**What the exercise asks**
Where does the string "values" appear in the records? Copy every line that contains it.

**Data extract**
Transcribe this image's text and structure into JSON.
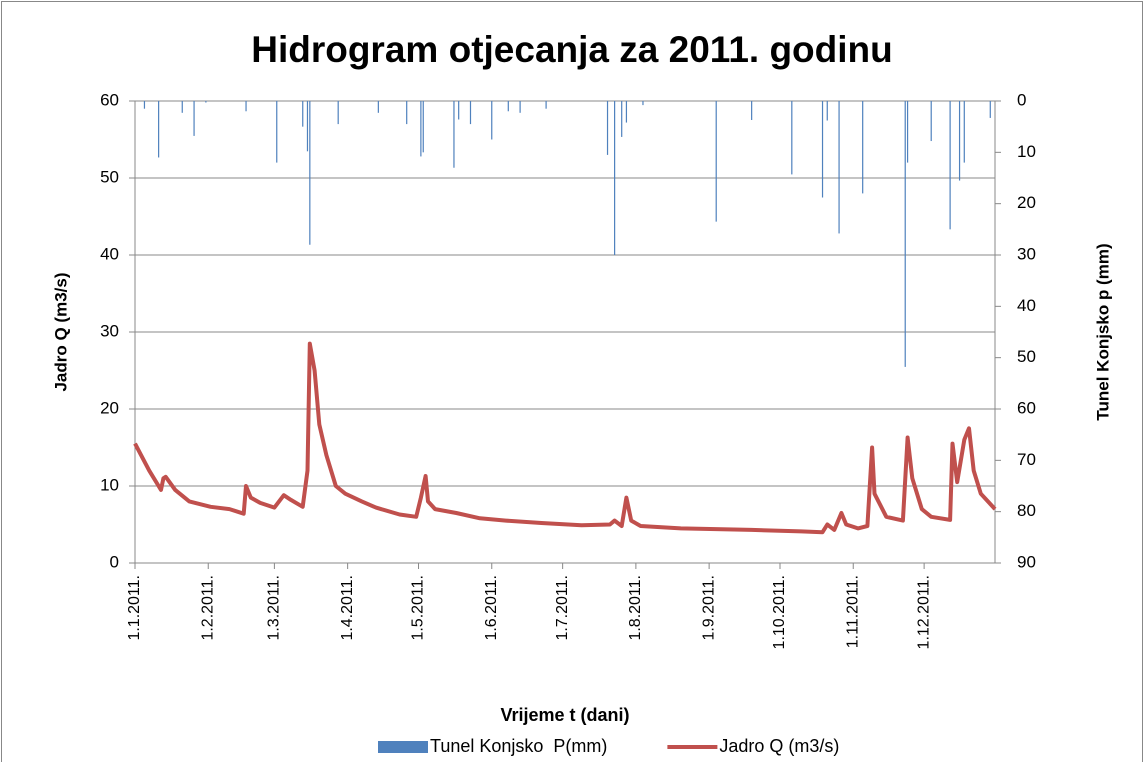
{
  "chart_data": {
    "type": "combo",
    "title": "Hidrogram otjecanja za 2011. godinu",
    "x_label": "Vrijeme t (dani)",
    "y_label": "Jadro Q (m3/s)",
    "y2_label": "Tunel Konjsko p (mm)",
    "xlim": [
      "2011-01-01",
      "2011-12-31"
    ],
    "xticks": [
      {
        "value": "2011-01-01",
        "label": "1.1.2011."
      },
      {
        "value": "2011-02-01",
        "label": "1.2.2011."
      },
      {
        "value": "2011-03-01",
        "label": "1.3.2011."
      },
      {
        "value": "2011-04-01",
        "label": "1.4.2011."
      },
      {
        "value": "2011-05-01",
        "label": "1.5.2011."
      },
      {
        "value": "2011-06-01",
        "label": "1.6.2011."
      },
      {
        "value": "2011-07-01",
        "label": "1.7.2011."
      },
      {
        "value": "2011-08-01",
        "label": "1.8.2011."
      },
      {
        "value": "2011-09-01",
        "label": "1.9.2011."
      },
      {
        "value": "2011-10-01",
        "label": "1.10.2011."
      },
      {
        "value": "2011-11-01",
        "label": "1.11.2011."
      },
      {
        "value": "2011-12-01",
        "label": "1.12.2011."
      }
    ],
    "ylim": [
      0,
      60
    ],
    "yticks": [
      0,
      10,
      20,
      30,
      40,
      50,
      60
    ],
    "y2lim": [
      90,
      0
    ],
    "y2ticks": [
      0,
      10,
      20,
      30,
      40,
      50,
      60,
      70,
      80,
      90
    ],
    "grid": true,
    "legend": "bottom",
    "series": [
      {
        "name": "Tunel Konjsko  P(mm)",
        "type": "bar",
        "axis": "y2",
        "color": "#4f81bd",
        "x": [
          "2011-01-05",
          "2011-01-11",
          "2011-01-21",
          "2011-01-26",
          "2011-01-31",
          "2011-02-17",
          "2011-03-02",
          "2011-03-13",
          "2011-03-15",
          "2011-03-16",
          "2011-03-28",
          "2011-04-14",
          "2011-04-26",
          "2011-05-02",
          "2011-05-03",
          "2011-05-16",
          "2011-05-18",
          "2011-05-23",
          "2011-06-01",
          "2011-06-08",
          "2011-06-13",
          "2011-06-24",
          "2011-07-20",
          "2011-07-23",
          "2011-07-26",
          "2011-07-28",
          "2011-08-04",
          "2011-09-04",
          "2011-09-19",
          "2011-10-06",
          "2011-10-19",
          "2011-10-21",
          "2011-10-26",
          "2011-11-05",
          "2011-11-23",
          "2011-11-24",
          "2011-12-04",
          "2011-12-12",
          "2011-12-16",
          "2011-12-18",
          "2011-12-29"
        ],
        "values": [
          1.5,
          11,
          2.3,
          6.8,
          0.3,
          2,
          12,
          5,
          9.8,
          28,
          4.5,
          2.3,
          4.5,
          10.8,
          10,
          13,
          3.6,
          4.5,
          7.5,
          2,
          2.3,
          1.5,
          10.5,
          30,
          7,
          4.2,
          0.8,
          23.5,
          3.7,
          14.3,
          18.8,
          3.8,
          25.8,
          18,
          51.8,
          12,
          7.8,
          25,
          15.5,
          12,
          3.3
        ]
      },
      {
        "name": "Jadro Q (m3/s)",
        "type": "line",
        "axis": "y",
        "color": "#c0504d",
        "x": [
          "2011-01-01",
          "2011-01-07",
          "2011-01-11",
          "2011-01-12",
          "2011-01-13",
          "2011-01-14",
          "2011-01-18",
          "2011-01-24",
          "2011-02-02",
          "2011-02-10",
          "2011-02-16",
          "2011-02-17",
          "2011-02-19",
          "2011-02-23",
          "2011-03-01",
          "2011-03-05",
          "2011-03-08",
          "2011-03-13",
          "2011-03-15",
          "2011-03-16",
          "2011-03-18",
          "2011-03-20",
          "2011-03-23",
          "2011-03-27",
          "2011-03-31",
          "2011-04-07",
          "2011-04-13",
          "2011-04-23",
          "2011-04-30",
          "2011-05-02",
          "2011-05-04",
          "2011-05-05",
          "2011-05-08",
          "2011-05-17",
          "2011-05-27",
          "2011-06-07",
          "2011-06-22",
          "2011-07-09",
          "2011-07-21",
          "2011-07-23",
          "2011-07-26",
          "2011-07-28",
          "2011-07-30",
          "2011-08-03",
          "2011-08-20",
          "2011-09-19",
          "2011-10-10",
          "2011-10-19",
          "2011-10-21",
          "2011-10-24",
          "2011-10-27",
          "2011-10-29",
          "2011-11-03",
          "2011-11-07",
          "2011-11-09",
          "2011-11-10",
          "2011-11-15",
          "2011-11-22",
          "2011-11-24",
          "2011-11-26",
          "2011-11-30",
          "2011-12-04",
          "2011-12-12",
          "2011-12-13",
          "2011-12-15",
          "2011-12-18",
          "2011-12-20",
          "2011-12-22",
          "2011-12-25",
          "2011-12-28",
          "2011-12-31"
        ],
        "values": [
          15.5,
          12,
          10,
          9.5,
          11,
          11.2,
          9.5,
          8,
          7.3,
          7,
          6.4,
          10,
          8.5,
          7.8,
          7.2,
          8.8,
          8.2,
          7.3,
          12,
          28.5,
          25,
          18,
          14,
          10,
          9,
          8,
          7.2,
          6.3,
          6,
          8.5,
          11.3,
          8,
          7,
          6.5,
          5.8,
          5.5,
          5.2,
          4.9,
          5,
          5.5,
          4.8,
          8.5,
          5.5,
          4.8,
          4.5,
          4.3,
          4.1,
          4,
          5,
          4.3,
          6.5,
          5,
          4.5,
          4.8,
          15,
          9,
          6,
          5.5,
          16.3,
          11,
          7,
          6,
          5.6,
          15.5,
          10.5,
          16,
          17.5,
          12,
          9,
          8,
          7
        ]
      }
    ]
  }
}
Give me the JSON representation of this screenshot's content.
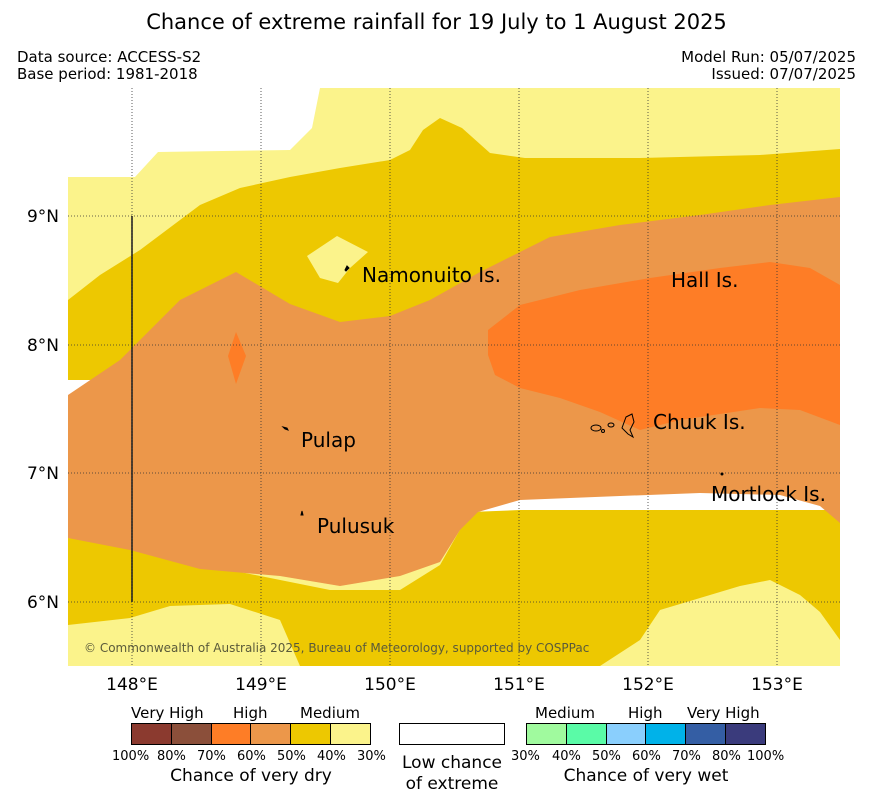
{
  "title": "Chance of extreme rainfall for 19 July to 1 August 2025",
  "data_source": "Data source: ACCESS-S2",
  "base_period": "Base period: 1981-2018",
  "model_run": "Model Run: 05/07/2025",
  "issued": "Issued: 07/07/2025",
  "copyright": "© Commonwealth of Australia 2025, Bureau of Meteorology, supported by COSPPac",
  "axes": {
    "lon_labels": [
      "148°E",
      "149°E",
      "150°E",
      "151°E",
      "152°E",
      "153°E"
    ],
    "lat_labels": [
      "9°N",
      "8°N",
      "7°N",
      "6°N"
    ]
  },
  "places": {
    "namonuito": "Namonuito Is.",
    "hall": "Hall Is.",
    "pulap": "Pulap",
    "chuuk": "Chuuk Is.",
    "mortlock": "Mortlock Is.",
    "pulusuk": "Pulusuk"
  },
  "colors": {
    "dry_100_80": "#8b3a2f",
    "dry_80_70": "#8b4f3a",
    "dry_70_60": "#fe7d26",
    "dry_60_50": "#ec974a",
    "dry_50_40": "#edc801",
    "dry_40_30": "#fbf38b",
    "wet_30_40": "#a0fa9e",
    "wet_40_50": "#5afba7",
    "wet_50_60": "#8acffd",
    "wet_60_70": "#00b2e9",
    "wet_70_80": "#345ea4",
    "wet_80_100": "#3a3b7c",
    "land": "#000000"
  },
  "legend": {
    "dry": {
      "cat_very_high": "Very High",
      "cat_high": "High",
      "cat_medium": "Medium",
      "ticks": [
        "100%",
        "80%",
        "70%",
        "60%",
        "50%",
        "40%",
        "30%"
      ],
      "caption": "Chance of very dry"
    },
    "low": {
      "line1": "Low chance",
      "line2": "of extreme"
    },
    "wet": {
      "cat_medium": "Medium",
      "cat_high": "High",
      "cat_very_high": "Very High",
      "ticks": [
        "30%",
        "40%",
        "50%",
        "60%",
        "70%",
        "80%",
        "100%"
      ],
      "caption": "Chance of very wet"
    }
  }
}
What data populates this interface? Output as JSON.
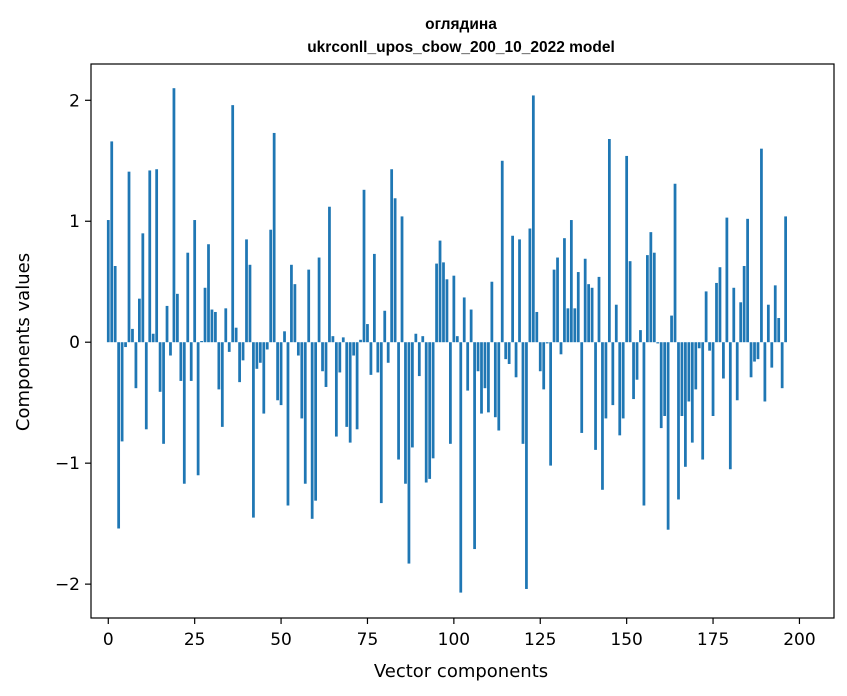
{
  "chart_data": {
    "type": "bar",
    "title": "оглядина",
    "subtitle": "ukrconll_upos_cbow_200_10_2022 model",
    "xlabel": "Vector components",
    "ylabel": "Components values",
    "xlim": [
      -5,
      210
    ],
    "ylim": [
      -2.28,
      2.3
    ],
    "xticks": [
      0,
      25,
      50,
      75,
      100,
      125,
      150,
      175,
      200
    ],
    "yticks": [
      -2,
      -1,
      0,
      1,
      2
    ],
    "ytick_labels": [
      "−2",
      "−1",
      "0",
      "1",
      "2"
    ],
    "bar_color": "#1f77b4",
    "values": [
      1.01,
      1.66,
      0.63,
      -1.54,
      -0.82,
      -0.04,
      1.41,
      0.11,
      -0.38,
      0.36,
      0.9,
      -0.72,
      1.42,
      0.07,
      1.43,
      -0.41,
      -0.84,
      0.3,
      -0.11,
      2.1,
      0.4,
      -0.32,
      -1.17,
      0.74,
      -0.32,
      1.01,
      -1.1,
      0.01,
      0.45,
      0.81,
      0.27,
      0.25,
      -0.39,
      -0.7,
      0.28,
      -0.08,
      1.96,
      0.12,
      -0.33,
      -0.15,
      0.85,
      0.64,
      -1.45,
      -0.22,
      -0.17,
      -0.59,
      -0.06,
      0.93,
      1.73,
      -0.48,
      -0.52,
      0.09,
      -1.35,
      0.64,
      0.48,
      -0.11,
      -0.63,
      -1.17,
      0.6,
      -1.46,
      -1.31,
      0.7,
      -0.24,
      -0.37,
      1.12,
      0.05,
      -0.78,
      -0.25,
      0.04,
      -0.7,
      -0.83,
      -0.11,
      -0.72,
      0.02,
      1.26,
      0.15,
      -0.27,
      0.73,
      -0.25,
      -1.33,
      0.26,
      -0.17,
      1.43,
      1.19,
      -0.97,
      1.04,
      -1.17,
      -1.83,
      -0.87,
      0.07,
      -0.28,
      0.05,
      -1.16,
      -1.13,
      -0.96,
      0.65,
      0.84,
      0.66,
      0.52,
      -0.84,
      0.55,
      0.05,
      -2.07,
      0.37,
      -0.4,
      0.27,
      -1.71,
      -0.24,
      -0.59,
      -0.38,
      -0.58,
      0.5,
      -0.62,
      -0.73,
      1.5,
      -0.14,
      -0.18,
      0.88,
      -0.29,
      0.85,
      -0.84,
      -2.04,
      0.94,
      2.04,
      0.25,
      -0.24,
      -0.39,
      -0.01,
      -1.02,
      0.6,
      0.7,
      -0.1,
      0.86,
      0.28,
      1.01,
      0.28,
      0.58,
      -0.75,
      0.69,
      0.48,
      0.45,
      -0.89,
      0.54,
      -1.22,
      -0.63,
      1.68,
      -0.52,
      0.31,
      -0.77,
      -0.63,
      1.54,
      0.67,
      -0.47,
      -0.31,
      0.1,
      -1.35,
      0.72,
      0.91,
      0.74,
      -0.01,
      -0.71,
      -0.61,
      -1.55,
      0.22,
      1.31,
      -1.3,
      -0.61,
      -1.03,
      -0.49,
      -0.83,
      -0.39,
      -0.05,
      -0.97,
      0.42,
      -0.07,
      -0.61,
      0.49,
      0.62,
      -0.3,
      1.03,
      -1.05,
      0.45,
      -0.48,
      0.33,
      0.63,
      1.02,
      -0.29,
      -0.16,
      -0.14,
      1.6,
      -0.49,
      0.31,
      -0.21,
      0.47,
      0.2,
      -0.38,
      1.04
    ]
  }
}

**Task answer**
        "values": [
        "values": [
    "ylabel": "Components values",
    "values": [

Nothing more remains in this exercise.